• Instruction: Output the material beneath exactly, leaving nothing out.
□ □ □ □ □
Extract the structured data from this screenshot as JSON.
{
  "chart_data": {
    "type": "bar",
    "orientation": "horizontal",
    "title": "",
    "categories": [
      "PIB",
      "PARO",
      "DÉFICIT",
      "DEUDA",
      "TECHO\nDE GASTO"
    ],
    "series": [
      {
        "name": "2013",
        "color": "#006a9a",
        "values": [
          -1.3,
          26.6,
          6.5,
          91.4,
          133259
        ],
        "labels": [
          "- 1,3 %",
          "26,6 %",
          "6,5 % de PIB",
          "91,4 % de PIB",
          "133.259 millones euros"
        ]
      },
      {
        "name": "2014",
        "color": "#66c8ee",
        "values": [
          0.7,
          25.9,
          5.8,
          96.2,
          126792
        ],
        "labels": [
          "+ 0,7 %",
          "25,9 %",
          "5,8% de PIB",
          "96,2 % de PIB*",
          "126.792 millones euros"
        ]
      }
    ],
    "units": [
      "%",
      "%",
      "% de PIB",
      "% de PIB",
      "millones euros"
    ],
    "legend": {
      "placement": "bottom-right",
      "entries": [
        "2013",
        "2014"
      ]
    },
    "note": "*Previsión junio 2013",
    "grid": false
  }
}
□ □ □ □ □
• Output of the task:
Extract the structured data from this screenshot as JSON.
{
  "chart_data": {
    "type": "bar",
    "orientation": "horizontal",
    "title": "",
    "categories": [
      "PIB",
      "PARO",
      "DÉFICIT",
      "DEUDA",
      "TECHO\nDE GASTO"
    ],
    "series": [
      {
        "name": "2013",
        "color": "#006a9a",
        "values": [
          -1.3,
          26.6,
          6.5,
          91.4,
          133259
        ],
        "labels": [
          "- 1,3 %",
          "26,6 %",
          "6,5 % de PIB",
          "91,4 % de PIB",
          "133.259 millones euros"
        ]
      },
      {
        "name": "2014",
        "color": "#66c8ee",
        "values": [
          0.7,
          25.9,
          5.8,
          96.2,
          126792
        ],
        "labels": [
          "+ 0,7 %",
          "25,9 %",
          "5,8% de PIB",
          "96,2 % de PIB*",
          "126.792 millones euros"
        ]
      }
    ],
    "units": [
      "%",
      "%",
      "% de PIB",
      "% de PIB",
      "millones euros"
    ],
    "legend": {
      "placement": "bottom-right",
      "entries": [
        "2013",
        "2014"
      ]
    },
    "note": "*Previsión junio 2013",
    "grid": false
  }
}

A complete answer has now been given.